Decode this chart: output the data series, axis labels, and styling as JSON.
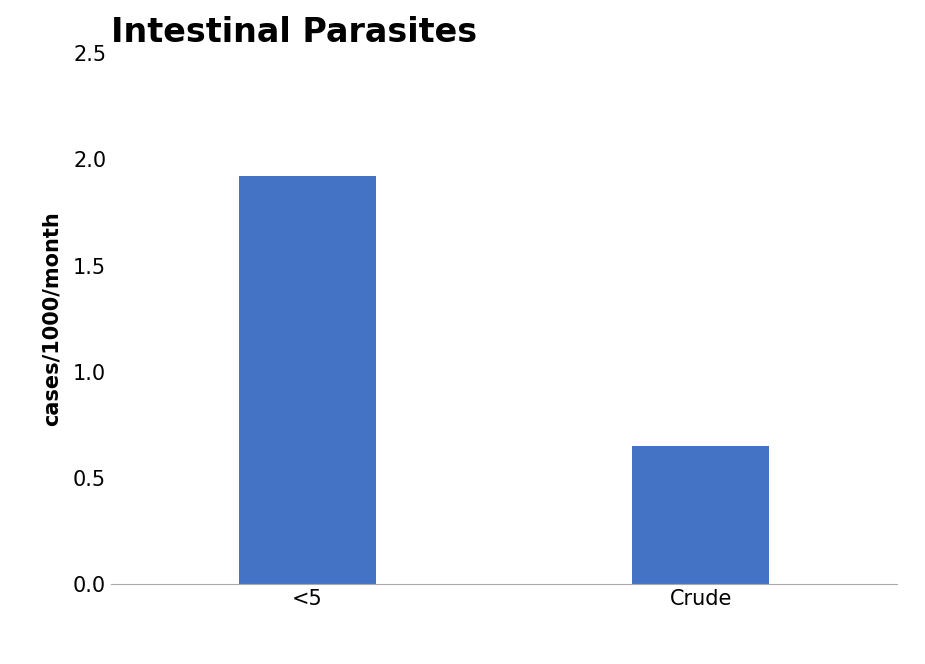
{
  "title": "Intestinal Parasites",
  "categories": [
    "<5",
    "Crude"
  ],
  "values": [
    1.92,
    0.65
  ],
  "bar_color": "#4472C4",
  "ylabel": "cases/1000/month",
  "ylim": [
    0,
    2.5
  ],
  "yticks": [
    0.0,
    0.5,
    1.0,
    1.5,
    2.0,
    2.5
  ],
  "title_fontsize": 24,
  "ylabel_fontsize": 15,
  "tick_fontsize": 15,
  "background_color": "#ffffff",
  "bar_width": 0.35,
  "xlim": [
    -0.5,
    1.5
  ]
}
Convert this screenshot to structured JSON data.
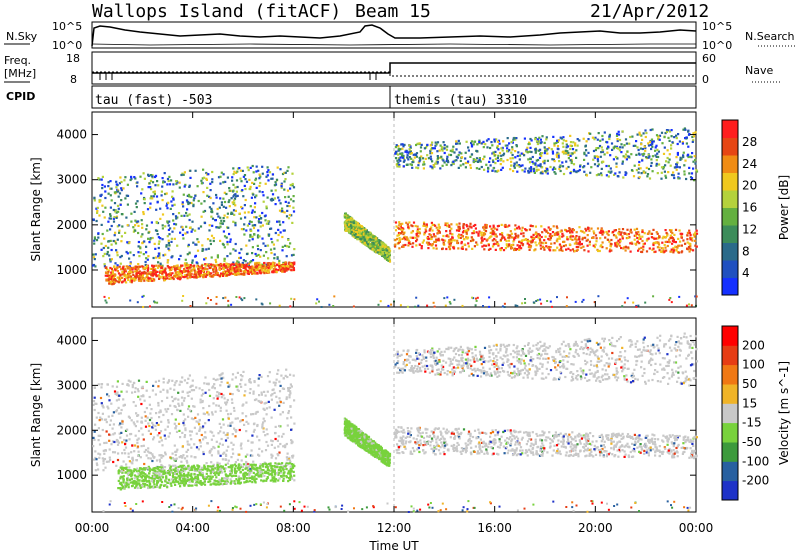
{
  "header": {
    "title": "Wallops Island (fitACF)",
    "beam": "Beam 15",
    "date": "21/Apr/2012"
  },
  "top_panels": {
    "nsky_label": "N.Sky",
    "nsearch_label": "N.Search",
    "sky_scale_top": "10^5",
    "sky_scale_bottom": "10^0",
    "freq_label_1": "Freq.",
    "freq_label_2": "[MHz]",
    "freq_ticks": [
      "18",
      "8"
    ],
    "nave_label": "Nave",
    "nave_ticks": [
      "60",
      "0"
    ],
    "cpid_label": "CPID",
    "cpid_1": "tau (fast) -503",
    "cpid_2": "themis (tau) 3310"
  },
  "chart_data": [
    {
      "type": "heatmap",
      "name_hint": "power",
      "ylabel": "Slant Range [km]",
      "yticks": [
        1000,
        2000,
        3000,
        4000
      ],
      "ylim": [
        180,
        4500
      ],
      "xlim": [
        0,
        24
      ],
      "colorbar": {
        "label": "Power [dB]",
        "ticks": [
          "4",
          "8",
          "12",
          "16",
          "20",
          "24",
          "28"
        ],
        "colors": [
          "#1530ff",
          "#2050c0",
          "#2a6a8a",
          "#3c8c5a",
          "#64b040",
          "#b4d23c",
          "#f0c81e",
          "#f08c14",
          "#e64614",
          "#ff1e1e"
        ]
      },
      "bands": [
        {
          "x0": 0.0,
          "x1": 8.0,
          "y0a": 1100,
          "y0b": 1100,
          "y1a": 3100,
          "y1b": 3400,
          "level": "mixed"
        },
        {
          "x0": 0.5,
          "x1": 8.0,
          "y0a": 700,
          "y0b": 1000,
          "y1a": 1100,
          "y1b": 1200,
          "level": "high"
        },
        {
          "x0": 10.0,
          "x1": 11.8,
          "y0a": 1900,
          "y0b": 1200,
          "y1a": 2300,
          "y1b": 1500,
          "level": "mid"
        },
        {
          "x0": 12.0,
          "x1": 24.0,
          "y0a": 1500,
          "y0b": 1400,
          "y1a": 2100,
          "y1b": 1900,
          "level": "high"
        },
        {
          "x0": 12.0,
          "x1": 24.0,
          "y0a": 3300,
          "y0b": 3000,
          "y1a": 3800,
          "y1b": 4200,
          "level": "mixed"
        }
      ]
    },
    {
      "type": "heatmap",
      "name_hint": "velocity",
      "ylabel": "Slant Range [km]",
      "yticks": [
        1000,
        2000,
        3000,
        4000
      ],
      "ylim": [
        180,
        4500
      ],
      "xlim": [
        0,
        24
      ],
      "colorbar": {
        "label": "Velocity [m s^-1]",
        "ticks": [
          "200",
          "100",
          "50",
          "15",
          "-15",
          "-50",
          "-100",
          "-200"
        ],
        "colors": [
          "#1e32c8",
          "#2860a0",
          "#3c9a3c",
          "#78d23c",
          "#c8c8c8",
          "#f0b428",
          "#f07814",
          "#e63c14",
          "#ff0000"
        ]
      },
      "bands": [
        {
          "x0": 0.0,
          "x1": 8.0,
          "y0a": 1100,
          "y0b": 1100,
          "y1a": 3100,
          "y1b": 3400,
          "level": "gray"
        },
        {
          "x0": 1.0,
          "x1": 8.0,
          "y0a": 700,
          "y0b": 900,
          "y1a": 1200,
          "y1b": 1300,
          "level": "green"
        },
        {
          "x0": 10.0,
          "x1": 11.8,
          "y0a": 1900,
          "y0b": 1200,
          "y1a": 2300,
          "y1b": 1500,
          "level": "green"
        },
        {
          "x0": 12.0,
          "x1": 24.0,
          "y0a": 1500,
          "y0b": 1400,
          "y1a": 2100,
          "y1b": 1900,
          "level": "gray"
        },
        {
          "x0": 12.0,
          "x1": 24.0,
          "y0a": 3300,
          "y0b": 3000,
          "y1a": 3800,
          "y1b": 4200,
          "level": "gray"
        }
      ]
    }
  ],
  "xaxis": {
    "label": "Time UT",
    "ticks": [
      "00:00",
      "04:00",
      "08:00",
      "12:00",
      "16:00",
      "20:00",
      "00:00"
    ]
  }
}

◇ ◇ ◇ ◇

Make an exact copy of the records above, with the pictures left out.

[Solution for this exercise]:
Decode this chart: output the data series, axis labels, and styling as JSON.
{
  "title": "Intestinal Parasites",
  "categories": [
    "<5",
    "Crude"
  ],
  "values": [
    1.92,
    0.65
  ],
  "bar_color": "#4472C4",
  "ylabel": "cases/1000/month",
  "ylim": [
    0,
    2.5
  ],
  "yticks": [
    0.0,
    0.5,
    1.0,
    1.5,
    2.0,
    2.5
  ],
  "title_fontsize": 24,
  "ylabel_fontsize": 15,
  "tick_fontsize": 15,
  "background_color": "#ffffff",
  "bar_width": 0.35,
  "xlim": [
    -0.5,
    1.5
  ]
}
Convert this screenshot to structured JSON data.
{
  "header": {
    "title": "Wallops Island (fitACF)",
    "beam": "Beam 15",
    "date": "21/Apr/2012"
  },
  "top_panels": {
    "nsky_label": "N.Sky",
    "nsearch_label": "N.Search",
    "sky_scale_top": "10^5",
    "sky_scale_bottom": "10^0",
    "freq_label_1": "Freq.",
    "freq_label_2": "[MHz]",
    "freq_ticks": [
      "18",
      "8"
    ],
    "nave_label": "Nave",
    "nave_ticks": [
      "60",
      "0"
    ],
    "cpid_label": "CPID",
    "cpid_1": "tau (fast) -503",
    "cpid_2": "themis (tau) 3310"
  },
  "chart_data": [
    {
      "type": "heatmap",
      "name_hint": "power",
      "ylabel": "Slant Range [km]",
      "yticks": [
        1000,
        2000,
        3000,
        4000
      ],
      "ylim": [
        180,
        4500
      ],
      "xlim": [
        0,
        24
      ],
      "colorbar": {
        "label": "Power [dB]",
        "ticks": [
          "4",
          "8",
          "12",
          "16",
          "20",
          "24",
          "28"
        ],
        "colors": [
          "#1530ff",
          "#2050c0",
          "#2a6a8a",
          "#3c8c5a",
          "#64b040",
          "#b4d23c",
          "#f0c81e",
          "#f08c14",
          "#e64614",
          "#ff1e1e"
        ]
      },
      "bands": [
        {
          "x0": 0.0,
          "x1": 8.0,
          "y0a": 1100,
          "y0b": 1100,
          "y1a": 3100,
          "y1b": 3400,
          "level": "mixed"
        },
        {
          "x0": 0.5,
          "x1": 8.0,
          "y0a": 700,
          "y0b": 1000,
          "y1a": 1100,
          "y1b": 1200,
          "level": "high"
        },
        {
          "x0": 10.0,
          "x1": 11.8,
          "y0a": 1900,
          "y0b": 1200,
          "y1a": 2300,
          "y1b": 1500,
          "level": "mid"
        },
        {
          "x0": 12.0,
          "x1": 24.0,
          "y0a": 1500,
          "y0b": 1400,
          "y1a": 2100,
          "y1b": 1900,
          "level": "high"
        },
        {
          "x0": 12.0,
          "x1": 24.0,
          "y0a": 3300,
          "y0b": 3000,
          "y1a": 3800,
          "y1b": 4200,
          "level": "mixed"
        }
      ]
    },
    {
      "type": "heatmap",
      "name_hint": "velocity",
      "ylabel": "Slant Range [km]",
      "yticks": [
        1000,
        2000,
        3000,
        4000
      ],
      "ylim": [
        180,
        4500
      ],
      "xlim": [
        0,
        24
      ],
      "colorbar": {
        "label": "Velocity [m s^-1]",
        "ticks": [
          "200",
          "100",
          "50",
          "15",
          "-15",
          "-50",
          "-100",
          "-200"
        ],
        "colors": [
          "#1e32c8",
          "#2860a0",
          "#3c9a3c",
          "#78d23c",
          "#c8c8c8",
          "#f0b428",
          "#f07814",
          "#e63c14",
          "#ff0000"
        ]
      },
      "bands": [
        {
          "x0": 0.0,
          "x1": 8.0,
          "y0a": 1100,
          "y0b": 1100,
          "y1a": 3100,
          "y1b": 3400,
          "level": "gray"
        },
        {
          "x0": 1.0,
          "x1": 8.0,
          "y0a": 700,
          "y0b": 900,
          "y1a": 1200,
          "y1b": 1300,
          "level": "green"
        },
        {
          "x0": 10.0,
          "x1": 11.8,
          "y0a": 1900,
          "y0b": 1200,
          "y1a": 2300,
          "y1b": 1500,
          "level": "green"
        },
        {
          "x0": 12.0,
          "x1": 24.0,
          "y0a": 1500,
          "y0b": 1400,
          "y1a": 2100,
          "y1b": 1900,
          "level": "gray"
        },
        {
          "x0": 12.0,
          "x1": 24.0,
          "y0a": 3300,
          "y0b": 3000,
          "y1a": 3800,
          "y1b": 4200,
          "level": "gray"
        }
      ]
    }
  ],
  "xaxis": {
    "label": "Time UT",
    "ticks": [
      "00:00",
      "04:00",
      "08:00",
      "12:00",
      "16:00",
      "20:00",
      "00:00"
    ]
  }
}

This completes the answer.